--- Start DATA ENTRIES ---

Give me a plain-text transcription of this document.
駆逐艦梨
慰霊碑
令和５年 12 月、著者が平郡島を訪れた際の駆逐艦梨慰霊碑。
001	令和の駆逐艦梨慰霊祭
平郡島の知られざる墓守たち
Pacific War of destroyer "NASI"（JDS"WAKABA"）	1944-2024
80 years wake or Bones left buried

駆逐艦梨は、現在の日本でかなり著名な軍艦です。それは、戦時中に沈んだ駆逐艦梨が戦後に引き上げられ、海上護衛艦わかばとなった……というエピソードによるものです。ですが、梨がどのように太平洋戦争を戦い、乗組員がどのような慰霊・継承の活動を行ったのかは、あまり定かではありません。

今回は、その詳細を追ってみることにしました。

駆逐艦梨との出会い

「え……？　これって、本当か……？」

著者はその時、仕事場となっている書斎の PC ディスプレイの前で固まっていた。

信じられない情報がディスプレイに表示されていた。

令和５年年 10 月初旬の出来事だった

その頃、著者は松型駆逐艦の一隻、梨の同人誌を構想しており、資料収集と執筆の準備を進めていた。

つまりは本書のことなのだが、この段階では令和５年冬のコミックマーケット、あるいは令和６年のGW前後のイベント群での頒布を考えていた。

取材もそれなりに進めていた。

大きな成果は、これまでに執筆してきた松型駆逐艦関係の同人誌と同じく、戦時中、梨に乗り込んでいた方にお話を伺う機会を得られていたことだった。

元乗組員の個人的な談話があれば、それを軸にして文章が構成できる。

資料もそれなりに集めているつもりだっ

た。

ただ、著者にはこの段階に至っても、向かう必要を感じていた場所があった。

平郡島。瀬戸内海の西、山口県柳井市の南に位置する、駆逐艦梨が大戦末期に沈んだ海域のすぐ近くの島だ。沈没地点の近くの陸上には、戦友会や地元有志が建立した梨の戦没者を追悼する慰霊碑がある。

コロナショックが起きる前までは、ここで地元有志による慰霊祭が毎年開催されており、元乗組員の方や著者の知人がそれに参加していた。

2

--- End DATA ENTRIES ---

## WRITTEN PROBLEM
Output all records verbatim.

## ANSWER
Give me a plain-text transcription of this document.
駆逐艦梨
慰霊碑
令和５年 12 月、著者が平郡島を訪れた際の駆逐艦梨慰霊碑。
001	令和の駆逐艦梨慰霊祭
平郡島の知られざる墓守たち
Pacific War of destroyer "NASI"（JDS"WAKABA"）	1944-2024
80 years wake or Bones left buried

駆逐艦梨は、現在の日本でかなり著名な軍艦です。それは、戦時中に沈んだ駆逐艦梨が戦後に引き上げられ、海上護衛艦わかばとなった……というエピソードによるものです。ですが、梨がどのように太平洋戦争を戦い、乗組員がどのような慰霊・継承の活動を行ったのかは、あまり定かではありません。

今回は、その詳細を追ってみることにしました。

駆逐艦梨との出会い

「え……？　これって、本当か……？」

著者はその時、仕事場となっている書斎の PC ディスプレイの前で固まっていた。

信じられない情報がディスプレイに表示されていた。

令和５年年 10 月初旬の出来事だった

その頃、著者は松型駆逐艦の一隻、梨の同人誌を構想しており、資料収集と執筆の準備を進めていた。

つまりは本書のことなのだが、この段階では令和５年冬のコミックマーケット、あるいは令和６年のGW前後のイベント群での頒布を考えていた。

取材もそれなりに進めていた。

大きな成果は、これまでに執筆してきた松型駆逐艦関係の同人誌と同じく、戦時中、梨に乗り込んでいた方にお話を伺う機会を得られていたことだった。

元乗組員の個人的な談話があれば、それを軸にして文章が構成できる。

資料もそれなりに集めているつもりだっ

た。

ただ、著者にはこの段階に至っても、向かう必要を感じていた場所があった。

平郡島。瀬戸内海の西、山口県柳井市の南に位置する、駆逐艦梨が大戦末期に沈んだ海域のすぐ近くの島だ。沈没地点の近くの陸上には、戦友会や地元有志が建立した梨の戦没者を追悼する慰霊碑がある。

コロナショックが起きる前までは、ここで地元有志による慰霊祭が毎年開催されており、元乗組員の方や著者の知人がそれに参加していた。

2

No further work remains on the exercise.